Select the lines below containing the word "Polymarket".
─── MATERIAL SHOWN ───
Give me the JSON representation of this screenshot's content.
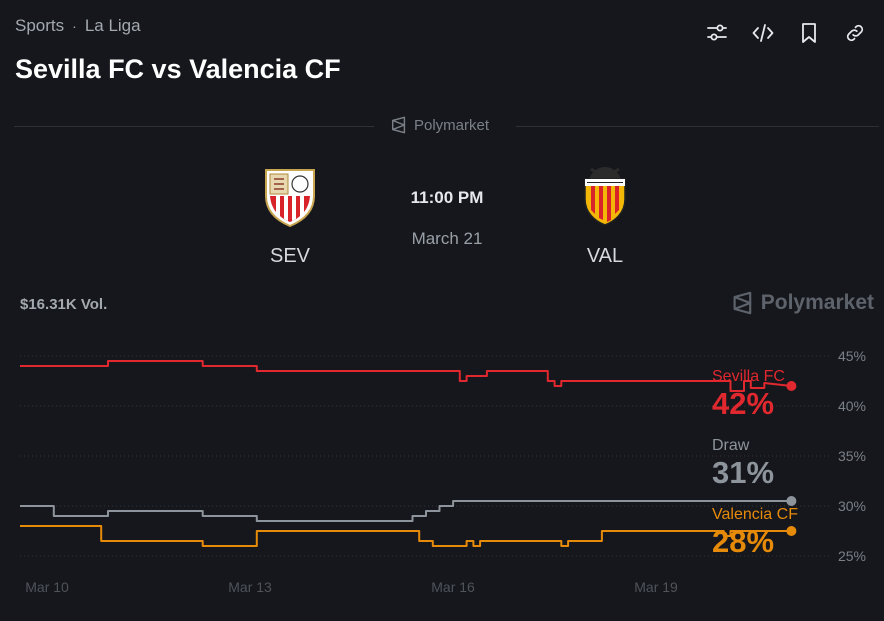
{
  "breadcrumb": {
    "section": "Sports",
    "separator": "·",
    "league": "La Liga"
  },
  "title": "Sevilla FC vs Valencia CF",
  "toolbar": {
    "icons": [
      "sliders-icon",
      "embed-code-icon",
      "bookmark-icon",
      "link-icon"
    ]
  },
  "divider_brand": "Polymarket",
  "match": {
    "home": {
      "abbr": "SEV",
      "color": "#e0202c"
    },
    "away": {
      "abbr": "VAL",
      "color": "#f2b707"
    },
    "time": "11:00 PM",
    "date": "March 21"
  },
  "volume": "$16.31K Vol.",
  "brand": "Polymarket",
  "legend": [
    {
      "name": "Sevilla FC",
      "value": "42%",
      "color": "#e0282e"
    },
    {
      "name": "Draw",
      "value": "31%",
      "color": "#8e949c"
    },
    {
      "name": "Valencia CF",
      "value": "28%",
      "color": "#e68a0a"
    }
  ],
  "chart_data": {
    "type": "line",
    "x_tick_labels": [
      "Mar 10",
      "Mar 13",
      "Mar 16",
      "Mar 19"
    ],
    "x_tick_days": [
      10,
      13,
      16,
      19
    ],
    "x_range": [
      9.6,
      21.6
    ],
    "y_tick_labels": [
      "45%",
      "40%",
      "35%",
      "30%",
      "25%"
    ],
    "y_ticks": [
      45,
      40,
      35,
      30,
      25
    ],
    "ylim": [
      25,
      45
    ],
    "grid": true,
    "series": [
      {
        "name": "Sevilla FC",
        "color": "#e0282e",
        "x": [
          9.6,
          10.9,
          10.9,
          12.3,
          12.3,
          13.1,
          13.1,
          16.1,
          16.1,
          16.2,
          16.2,
          16.5,
          16.5,
          17.4,
          17.4,
          17.5,
          17.5,
          17.6,
          17.6,
          20.1,
          20.1,
          20.3,
          20.3,
          20.4,
          20.4,
          20.6,
          20.6,
          21.0
        ],
        "y": [
          44,
          44,
          44.5,
          44.5,
          44,
          44,
          43.5,
          43.5,
          42.5,
          42.5,
          43,
          43,
          43.5,
          43.5,
          42.5,
          42.5,
          42,
          42,
          42.5,
          42.5,
          41.5,
          41.5,
          42.5,
          42.5,
          41.8,
          41.8,
          42.3,
          42
        ]
      },
      {
        "name": "Draw",
        "color": "#8e949c",
        "x": [
          9.6,
          10.1,
          10.1,
          10.9,
          10.9,
          12.3,
          12.3,
          13.1,
          13.1,
          15.4,
          15.4,
          15.6,
          15.6,
          15.8,
          15.8,
          16.0,
          16.0,
          21.0
        ],
        "y": [
          30,
          30,
          29,
          29,
          29.5,
          29.5,
          29,
          29,
          28.5,
          28.5,
          29,
          29,
          29.5,
          29.5,
          30,
          30,
          30.5,
          30.5
        ]
      },
      {
        "name": "Valencia CF",
        "color": "#e68a0a",
        "x": [
          9.6,
          10.8,
          10.8,
          12.3,
          12.3,
          13.1,
          13.1,
          15.5,
          15.5,
          15.7,
          15.7,
          16.2,
          16.2,
          16.3,
          16.3,
          16.4,
          16.4,
          16.6,
          16.6,
          17.6,
          17.6,
          17.7,
          17.7,
          18.2,
          18.2,
          20.0,
          20.0,
          20.1,
          20.1,
          20.3,
          20.3,
          21.0
        ],
        "y": [
          28,
          28,
          26.5,
          26.5,
          26,
          26,
          27.5,
          27.5,
          26.5,
          26.5,
          26,
          26,
          26.5,
          26.5,
          26,
          26,
          26.5,
          26.5,
          26.5,
          26.5,
          26,
          26,
          26.5,
          26.5,
          27.5,
          27.5,
          27,
          27,
          27.5,
          27.5,
          27.5,
          27.5
        ]
      }
    ]
  }
}
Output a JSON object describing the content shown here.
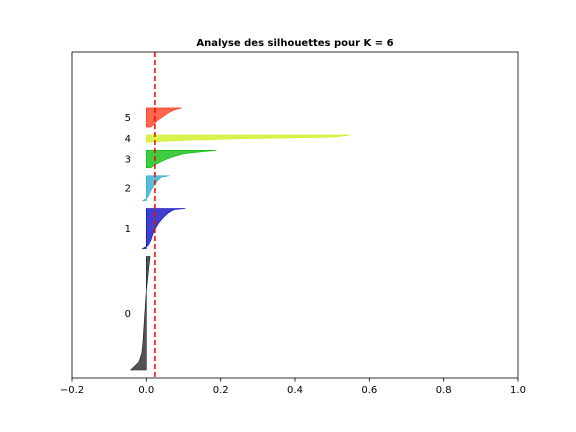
{
  "chart_data": {
    "type": "area",
    "subtype": "silhouette",
    "title": "Analyse des silhouettes pour K = 6",
    "xlabel": "",
    "ylabel": "",
    "xlim": [
      -0.2,
      1.0
    ],
    "x_ticks": [
      -0.2,
      0.0,
      0.2,
      0.4,
      0.6,
      0.8,
      1.0
    ],
    "x_tick_labels": [
      "−0.2",
      "0.0",
      "0.2",
      "0.4",
      "0.6",
      "0.8",
      "1.0"
    ],
    "y_ticks": [],
    "grid": false,
    "reference_line": {
      "x": 0.023,
      "color": "#ff0000",
      "style": "dashed"
    },
    "clusters": [
      {
        "label": "0",
        "color": "#1a1a1a",
        "size": 142,
        "profile": [
          [
            0,
            0.01
          ],
          [
            0.05,
            0.008
          ],
          [
            0.15,
            0.005
          ],
          [
            0.3,
            0.0
          ],
          [
            0.45,
            -0.003
          ],
          [
            0.6,
            -0.006
          ],
          [
            0.75,
            -0.009
          ],
          [
            0.85,
            -0.012
          ],
          [
            0.93,
            -0.02
          ],
          [
            1.0,
            -0.042
          ]
        ]
      },
      {
        "label": "1",
        "color": "#0000bb",
        "size": 50,
        "profile": [
          [
            0,
            0.105
          ],
          [
            0.02,
            0.075
          ],
          [
            0.1,
            0.06
          ],
          [
            0.2,
            0.048
          ],
          [
            0.35,
            0.034
          ],
          [
            0.5,
            0.024
          ],
          [
            0.65,
            0.017
          ],
          [
            0.8,
            0.012
          ],
          [
            0.92,
            0.005
          ],
          [
            1.0,
            -0.01
          ]
        ]
      },
      {
        "label": "2",
        "color": "#22aacc",
        "size": 31,
        "profile": [
          [
            0,
            0.062
          ],
          [
            0.05,
            0.04
          ],
          [
            0.2,
            0.03
          ],
          [
            0.4,
            0.02
          ],
          [
            0.6,
            0.012
          ],
          [
            0.8,
            0.006
          ],
          [
            0.92,
            0.0
          ],
          [
            1.0,
            -0.01
          ]
        ]
      },
      {
        "label": "3",
        "color": "#00bb00",
        "size": 22,
        "profile": [
          [
            0,
            0.188
          ],
          [
            0.08,
            0.15
          ],
          [
            0.2,
            0.1
          ],
          [
            0.35,
            0.075
          ],
          [
            0.5,
            0.055
          ],
          [
            0.65,
            0.04
          ],
          [
            0.8,
            0.025
          ],
          [
            1.0,
            0.012
          ]
        ]
      },
      {
        "label": "4",
        "color": "#ccee11",
        "size": 9,
        "profile": [
          [
            0,
            0.548
          ],
          [
            0.3,
            0.5
          ],
          [
            0.5,
            0.25
          ],
          [
            0.7,
            0.12
          ],
          [
            0.85,
            0.05
          ],
          [
            1.0,
            0.0
          ]
        ]
      },
      {
        "label": "5",
        "color": "#ff3311",
        "size": 24,
        "profile": [
          [
            0,
            0.095
          ],
          [
            0.1,
            0.075
          ],
          [
            0.25,
            0.06
          ],
          [
            0.45,
            0.045
          ],
          [
            0.65,
            0.03
          ],
          [
            0.85,
            0.02
          ],
          [
            1.0,
            0.012
          ]
        ]
      }
    ],
    "total_samples": 338,
    "gap": 10
  }
}
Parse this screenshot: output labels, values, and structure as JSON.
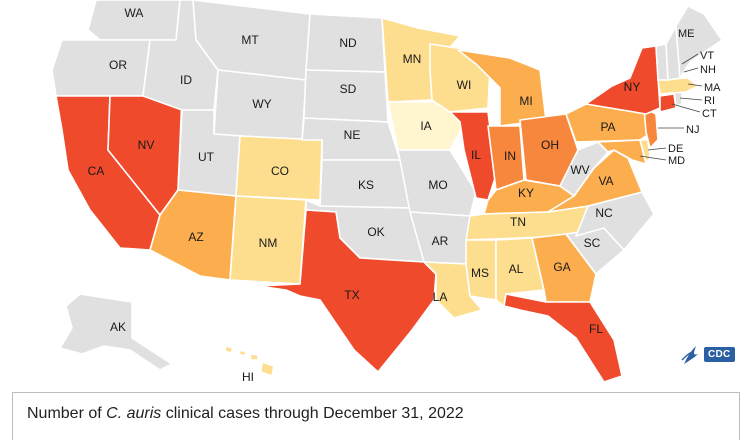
{
  "colors": {
    "none": "#e0e0e0",
    "very_low": "#fff6cf",
    "low": "#fdde8e",
    "medium": "#fcae4f",
    "high": "#f7873d",
    "very_high": "#ee4a2b"
  },
  "states": {
    "WA": {
      "label": "WA",
      "level": "none"
    },
    "OR": {
      "label": "OR",
      "level": "none"
    },
    "CA": {
      "label": "CA",
      "level": "very_high"
    },
    "NV": {
      "label": "NV",
      "level": "very_high"
    },
    "ID": {
      "label": "ID",
      "level": "none"
    },
    "MT": {
      "label": "MT",
      "level": "none"
    },
    "WY": {
      "label": "WY",
      "level": "none"
    },
    "UT": {
      "label": "UT",
      "level": "none"
    },
    "AZ": {
      "label": "AZ",
      "level": "medium"
    },
    "CO": {
      "label": "CO",
      "level": "low"
    },
    "NM": {
      "label": "NM",
      "level": "low"
    },
    "ND": {
      "label": "ND",
      "level": "none"
    },
    "SD": {
      "label": "SD",
      "level": "none"
    },
    "NE": {
      "label": "NE",
      "level": "none"
    },
    "KS": {
      "label": "KS",
      "level": "none"
    },
    "OK": {
      "label": "OK",
      "level": "none"
    },
    "TX": {
      "label": "TX",
      "level": "very_high"
    },
    "MN": {
      "label": "MN",
      "level": "low"
    },
    "IA": {
      "label": "IA",
      "level": "very_low"
    },
    "MO": {
      "label": "MO",
      "level": "none"
    },
    "AR": {
      "label": "AR",
      "level": "none"
    },
    "LA": {
      "label": "LA",
      "level": "low"
    },
    "WI": {
      "label": "WI",
      "level": "low"
    },
    "IL": {
      "label": "IL",
      "level": "very_high"
    },
    "MI": {
      "label": "MI",
      "level": "medium"
    },
    "IN": {
      "label": "IN",
      "level": "high"
    },
    "OH": {
      "label": "OH",
      "level": "high"
    },
    "KY": {
      "label": "KY",
      "level": "medium"
    },
    "TN": {
      "label": "TN",
      "level": "low"
    },
    "MS": {
      "label": "MS",
      "level": "low"
    },
    "AL": {
      "label": "AL",
      "level": "low"
    },
    "GA": {
      "label": "GA",
      "level": "medium"
    },
    "FL": {
      "label": "FL",
      "level": "very_high"
    },
    "SC": {
      "label": "SC",
      "level": "none"
    },
    "NC": {
      "label": "NC",
      "level": "none"
    },
    "VA": {
      "label": "VA",
      "level": "medium"
    },
    "WV": {
      "label": "WV",
      "level": "none"
    },
    "PA": {
      "label": "PA",
      "level": "medium"
    },
    "NY": {
      "label": "NY",
      "level": "very_high"
    },
    "NJ": {
      "label": "NJ",
      "level": "high"
    },
    "DE": {
      "label": "DE",
      "level": "low"
    },
    "MD": {
      "label": "MD",
      "level": "medium"
    },
    "CT": {
      "label": "CT",
      "level": "very_high"
    },
    "RI": {
      "label": "RI",
      "level": "none"
    },
    "MA": {
      "label": "MA",
      "level": "low"
    },
    "VT": {
      "label": "VT",
      "level": "none"
    },
    "NH": {
      "label": "NH",
      "level": "none"
    },
    "ME": {
      "label": "ME",
      "level": "none"
    },
    "AK": {
      "label": "AK",
      "level": "none"
    },
    "HI": {
      "label": "HI",
      "level": "low"
    }
  },
  "caption": {
    "prefix": "Number of ",
    "organism": "C. auris",
    "suffix": " clinical cases through December 31, 2022"
  },
  "logo": {
    "text": "CDC",
    "icon": "hhs-eagle-icon"
  }
}
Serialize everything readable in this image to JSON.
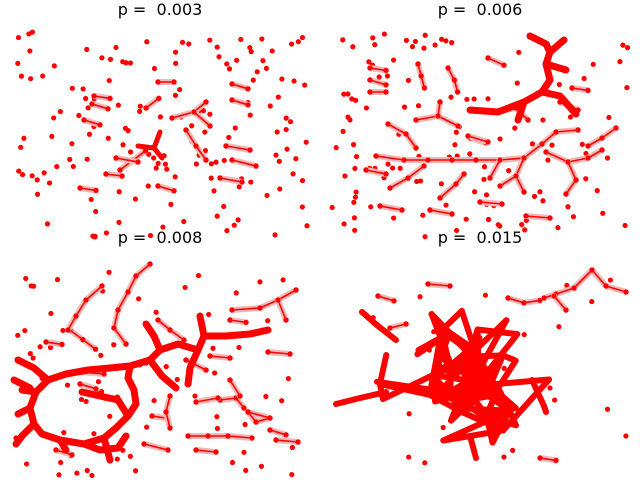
{
  "colors": {
    "node": "#ff0000",
    "edge": "#ff0000",
    "edge_halo": "#f2b8b8",
    "background": "#ffffff"
  },
  "chart_data": [
    {
      "type": "network",
      "title": "p =  0.003",
      "p": 0.003,
      "grid": false,
      "components": [
        {
          "nodes": [
            [
              0,
              0
            ],
            [
              0.05,
              0.02
            ]
          ]
        },
        {
          "nodes": [
            [
              0,
              0
            ],
            [
              0.05,
              0.01
            ]
          ]
        },
        {
          "nodes": [
            [
              0,
              0
            ],
            [
              0.05,
              0
            ]
          ]
        },
        {
          "nodes": [
            [
              0,
              0
            ],
            [
              0.05,
              0.02
            ]
          ]
        },
        {
          "nodes": [
            [
              0,
              0
            ],
            [
              0.05,
              0.02
            ]
          ]
        },
        {
          "nodes": [
            [
              0,
              0
            ],
            [
              0.04,
              -0.04
            ]
          ]
        },
        {
          "nodes": [
            [
              0,
              0
            ],
            [
              0.05,
              0.02
            ]
          ]
        },
        {
          "nodes": [
            [
              0,
              0
            ],
            [
              0.04,
              -0.04
            ],
            [
              0.08,
              -0.08
            ]
          ]
        },
        {
          "nodes": [
            [
              0,
              0
            ],
            [
              0.05,
              0.01
            ]
          ]
        },
        {
          "nodes": [
            [
              0,
              0
            ],
            [
              0.05,
              0.02
            ]
          ]
        }
      ]
    },
    {
      "type": "network",
      "title": "p =  0.006",
      "p": 0.006,
      "grid": false,
      "components": [
        {
          "nodes": [
            [
              0,
              0
            ],
            [
              0.05,
              0.01
            ]
          ]
        },
        {
          "nodes": [
            [
              0,
              0
            ],
            [
              0.05,
              0.02
            ]
          ]
        },
        {
          "nodes": [
            [
              0,
              0
            ],
            [
              0.05,
              0
            ]
          ]
        },
        {
          "nodes": [
            [
              0,
              0
            ],
            [
              0.01,
              0.05
            ],
            [
              0.02,
              0.1
            ]
          ]
        },
        {
          "nodes": [
            [
              0,
              0
            ],
            [
              0.02,
              0.05
            ],
            [
              0.03,
              0.1
            ]
          ]
        },
        {
          "nodes": [
            [
              0,
              0
            ],
            [
              0.05,
              0.03
            ]
          ]
        },
        {
          "nodes": [
            [
              0,
              0
            ],
            [
              0.05,
              0.01
            ]
          ]
        },
        {
          "nodes": [
            [
              0,
              0
            ],
            [
              0.05,
              0.02
            ]
          ]
        }
      ]
    },
    {
      "type": "network",
      "title": "p =  0.008",
      "p": 0.008,
      "grid": false,
      "components": [
        {
          "nodes": [
            [
              0,
              0
            ],
            [
              0.05,
              0.01
            ]
          ]
        },
        {
          "nodes": [
            [
              0,
              0
            ],
            [
              0.04,
              0.04
            ],
            [
              0.08,
              0.08
            ]
          ]
        },
        {
          "nodes": [
            [
              0,
              0
            ],
            [
              0.05,
              0.02
            ]
          ]
        },
        {
          "nodes": [
            [
              0,
              0
            ],
            [
              0.05,
              0.01
            ]
          ]
        },
        {
          "nodes": [
            [
              0,
              0
            ],
            [
              0.05,
              0.02
            ]
          ]
        },
        {
          "nodes": [
            [
              0,
              0
            ],
            [
              0.05,
              0.01
            ]
          ]
        },
        {
          "nodes": [
            [
              0,
              0
            ],
            [
              0.05,
              0.02
            ]
          ]
        }
      ]
    },
    {
      "type": "network",
      "title": "p =  0.015",
      "p": 0.015,
      "grid": false,
      "components": [
        {
          "nodes": [
            [
              0,
              0
            ],
            [
              0.05,
              0.02
            ]
          ]
        },
        {
          "nodes": [
            [
              0,
              0
            ],
            [
              0.05,
              0.02
            ],
            [
              0.1,
              0.01
            ]
          ]
        },
        {
          "nodes": [
            [
              0,
              0
            ],
            [
              0.05,
              0.01
            ]
          ]
        }
      ]
    }
  ]
}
───
(THE SOLUTION):
  "divider_brand": "Polymarket",
  "brand": "Polymarket",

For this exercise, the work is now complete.